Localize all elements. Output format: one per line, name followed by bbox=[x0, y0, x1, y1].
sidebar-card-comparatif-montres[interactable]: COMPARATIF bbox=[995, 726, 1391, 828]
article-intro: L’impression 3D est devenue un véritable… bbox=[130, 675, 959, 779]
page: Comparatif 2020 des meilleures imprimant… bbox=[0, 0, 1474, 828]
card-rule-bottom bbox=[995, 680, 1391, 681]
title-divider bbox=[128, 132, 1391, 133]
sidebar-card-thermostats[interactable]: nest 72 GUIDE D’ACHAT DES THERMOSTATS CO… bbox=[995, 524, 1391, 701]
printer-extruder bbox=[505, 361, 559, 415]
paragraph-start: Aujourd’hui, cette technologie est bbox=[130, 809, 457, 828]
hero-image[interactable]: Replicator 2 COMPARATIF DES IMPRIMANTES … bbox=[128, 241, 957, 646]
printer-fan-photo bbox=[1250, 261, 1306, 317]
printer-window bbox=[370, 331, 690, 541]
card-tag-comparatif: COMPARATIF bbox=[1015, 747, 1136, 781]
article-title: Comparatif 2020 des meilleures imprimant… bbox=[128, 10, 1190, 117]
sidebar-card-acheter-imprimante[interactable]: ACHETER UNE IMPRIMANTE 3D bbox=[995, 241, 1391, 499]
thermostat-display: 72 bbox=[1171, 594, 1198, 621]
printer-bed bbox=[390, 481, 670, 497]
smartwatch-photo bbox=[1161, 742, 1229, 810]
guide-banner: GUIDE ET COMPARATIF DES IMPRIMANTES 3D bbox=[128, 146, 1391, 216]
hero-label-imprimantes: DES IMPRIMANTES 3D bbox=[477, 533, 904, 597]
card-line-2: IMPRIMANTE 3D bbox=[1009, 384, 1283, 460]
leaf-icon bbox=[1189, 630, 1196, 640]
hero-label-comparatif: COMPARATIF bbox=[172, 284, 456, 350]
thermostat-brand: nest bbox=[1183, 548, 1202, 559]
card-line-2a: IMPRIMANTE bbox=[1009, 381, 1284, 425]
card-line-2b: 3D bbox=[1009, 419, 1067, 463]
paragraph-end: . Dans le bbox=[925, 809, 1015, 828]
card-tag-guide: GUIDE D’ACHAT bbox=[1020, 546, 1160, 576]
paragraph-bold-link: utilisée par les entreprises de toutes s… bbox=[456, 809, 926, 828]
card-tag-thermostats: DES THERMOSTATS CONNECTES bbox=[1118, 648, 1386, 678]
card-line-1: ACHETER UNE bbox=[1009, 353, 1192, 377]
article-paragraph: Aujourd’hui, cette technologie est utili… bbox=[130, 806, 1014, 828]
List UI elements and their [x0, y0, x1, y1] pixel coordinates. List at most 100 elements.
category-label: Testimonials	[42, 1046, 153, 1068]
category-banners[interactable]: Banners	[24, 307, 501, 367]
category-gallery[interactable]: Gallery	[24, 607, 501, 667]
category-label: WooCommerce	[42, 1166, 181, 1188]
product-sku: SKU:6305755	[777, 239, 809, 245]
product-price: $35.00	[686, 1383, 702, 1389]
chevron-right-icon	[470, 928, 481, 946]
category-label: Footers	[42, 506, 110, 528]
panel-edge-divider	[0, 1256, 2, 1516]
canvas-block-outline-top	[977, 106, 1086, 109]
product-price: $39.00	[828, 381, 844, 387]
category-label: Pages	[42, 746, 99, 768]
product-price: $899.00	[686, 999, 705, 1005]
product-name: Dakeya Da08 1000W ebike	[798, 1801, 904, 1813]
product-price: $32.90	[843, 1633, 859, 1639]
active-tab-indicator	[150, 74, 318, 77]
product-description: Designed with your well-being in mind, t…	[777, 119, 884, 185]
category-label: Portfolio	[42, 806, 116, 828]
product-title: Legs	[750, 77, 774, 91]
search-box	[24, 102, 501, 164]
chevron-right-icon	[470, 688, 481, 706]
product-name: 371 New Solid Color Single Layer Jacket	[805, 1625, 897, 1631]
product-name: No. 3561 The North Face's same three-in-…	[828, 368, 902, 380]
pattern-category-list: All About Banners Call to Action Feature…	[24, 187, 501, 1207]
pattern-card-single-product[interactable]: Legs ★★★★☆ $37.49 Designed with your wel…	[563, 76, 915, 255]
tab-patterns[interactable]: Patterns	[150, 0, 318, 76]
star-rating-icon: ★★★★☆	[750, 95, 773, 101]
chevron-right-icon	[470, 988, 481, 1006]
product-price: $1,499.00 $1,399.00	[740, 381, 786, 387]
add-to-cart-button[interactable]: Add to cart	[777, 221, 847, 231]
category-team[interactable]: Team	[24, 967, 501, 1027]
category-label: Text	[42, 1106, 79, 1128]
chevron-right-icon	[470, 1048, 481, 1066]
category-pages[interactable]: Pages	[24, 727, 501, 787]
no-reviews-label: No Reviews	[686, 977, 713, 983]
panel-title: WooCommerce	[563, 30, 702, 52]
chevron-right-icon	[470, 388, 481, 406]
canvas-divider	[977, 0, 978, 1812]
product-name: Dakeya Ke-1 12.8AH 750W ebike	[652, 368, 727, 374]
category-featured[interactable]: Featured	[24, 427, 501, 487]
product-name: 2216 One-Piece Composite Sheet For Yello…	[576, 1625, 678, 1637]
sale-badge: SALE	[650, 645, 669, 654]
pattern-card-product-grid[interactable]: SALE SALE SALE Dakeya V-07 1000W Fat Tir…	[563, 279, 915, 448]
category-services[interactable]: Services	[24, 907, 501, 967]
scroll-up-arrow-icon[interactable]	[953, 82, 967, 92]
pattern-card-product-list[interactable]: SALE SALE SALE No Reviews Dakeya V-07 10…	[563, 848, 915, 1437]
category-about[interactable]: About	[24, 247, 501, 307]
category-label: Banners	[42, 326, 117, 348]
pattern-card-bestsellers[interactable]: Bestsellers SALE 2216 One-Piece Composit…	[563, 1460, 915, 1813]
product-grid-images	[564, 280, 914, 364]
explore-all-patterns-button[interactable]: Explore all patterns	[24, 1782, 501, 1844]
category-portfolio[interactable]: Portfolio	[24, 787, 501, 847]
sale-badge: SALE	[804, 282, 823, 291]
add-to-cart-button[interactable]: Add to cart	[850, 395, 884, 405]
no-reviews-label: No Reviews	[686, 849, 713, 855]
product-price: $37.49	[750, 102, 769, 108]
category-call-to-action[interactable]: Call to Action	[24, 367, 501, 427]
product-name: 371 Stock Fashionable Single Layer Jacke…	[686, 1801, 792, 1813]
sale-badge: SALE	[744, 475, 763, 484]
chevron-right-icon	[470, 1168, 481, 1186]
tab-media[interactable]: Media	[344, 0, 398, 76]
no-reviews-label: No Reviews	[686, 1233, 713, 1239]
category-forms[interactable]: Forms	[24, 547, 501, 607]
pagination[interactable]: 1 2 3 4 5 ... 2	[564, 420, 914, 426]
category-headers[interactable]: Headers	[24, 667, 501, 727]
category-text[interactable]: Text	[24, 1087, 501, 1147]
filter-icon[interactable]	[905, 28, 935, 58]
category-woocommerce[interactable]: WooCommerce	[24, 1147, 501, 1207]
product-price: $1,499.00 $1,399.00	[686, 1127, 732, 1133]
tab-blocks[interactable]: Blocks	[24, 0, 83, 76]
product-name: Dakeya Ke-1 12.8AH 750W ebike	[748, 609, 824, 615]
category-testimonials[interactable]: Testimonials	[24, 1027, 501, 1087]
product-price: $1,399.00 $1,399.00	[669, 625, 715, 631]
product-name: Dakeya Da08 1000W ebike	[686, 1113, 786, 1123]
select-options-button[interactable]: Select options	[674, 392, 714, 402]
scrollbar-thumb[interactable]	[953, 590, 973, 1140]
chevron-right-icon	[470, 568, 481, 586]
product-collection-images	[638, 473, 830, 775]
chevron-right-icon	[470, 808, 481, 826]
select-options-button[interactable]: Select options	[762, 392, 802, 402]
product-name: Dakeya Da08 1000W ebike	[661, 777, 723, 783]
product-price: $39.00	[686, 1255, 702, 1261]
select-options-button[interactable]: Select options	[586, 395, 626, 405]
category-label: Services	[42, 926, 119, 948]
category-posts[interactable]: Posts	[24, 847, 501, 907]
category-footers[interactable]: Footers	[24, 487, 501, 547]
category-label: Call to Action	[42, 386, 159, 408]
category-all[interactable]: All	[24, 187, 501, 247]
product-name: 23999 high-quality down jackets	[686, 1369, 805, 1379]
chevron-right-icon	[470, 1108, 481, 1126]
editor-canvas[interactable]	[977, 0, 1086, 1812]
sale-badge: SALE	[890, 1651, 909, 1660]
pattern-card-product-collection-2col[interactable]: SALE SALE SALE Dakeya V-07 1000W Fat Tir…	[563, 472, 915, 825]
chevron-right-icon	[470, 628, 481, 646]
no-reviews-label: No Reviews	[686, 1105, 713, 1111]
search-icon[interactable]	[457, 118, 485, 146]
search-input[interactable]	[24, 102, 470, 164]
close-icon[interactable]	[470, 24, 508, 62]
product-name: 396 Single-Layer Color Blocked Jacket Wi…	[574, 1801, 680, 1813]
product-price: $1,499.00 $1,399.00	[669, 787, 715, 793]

● ● ●

- _WHAT TO WORK ON_
Reproduce the data verbatim from its first line through the line containing "card-tag-comparatif: COMPARATIF bbox=[1015, 747, 1136, 781]", including both of those lines.

- _FINAL ANSWER_
Localize all elements. Output format: one per line, name followed by bbox=[x0, y0, x1, y1].
sidebar-card-comparatif-montres[interactable]: COMPARATIF bbox=[995, 726, 1391, 828]
article-intro: L’impression 3D est devenue un véritable… bbox=[130, 675, 959, 779]
page: Comparatif 2020 des meilleures imprimant… bbox=[0, 0, 1474, 828]
card-rule-bottom bbox=[995, 680, 1391, 681]
title-divider bbox=[128, 132, 1391, 133]
sidebar-card-thermostats[interactable]: nest 72 GUIDE D’ACHAT DES THERMOSTATS CO… bbox=[995, 524, 1391, 701]
printer-extruder bbox=[505, 361, 559, 415]
paragraph-start: Aujourd’hui, cette technologie est bbox=[130, 809, 457, 828]
hero-image[interactable]: Replicator 2 COMPARATIF DES IMPRIMANTES … bbox=[128, 241, 957, 646]
printer-fan-photo bbox=[1250, 261, 1306, 317]
printer-window bbox=[370, 331, 690, 541]
card-tag-comparatif: COMPARATIF bbox=[1015, 747, 1136, 781]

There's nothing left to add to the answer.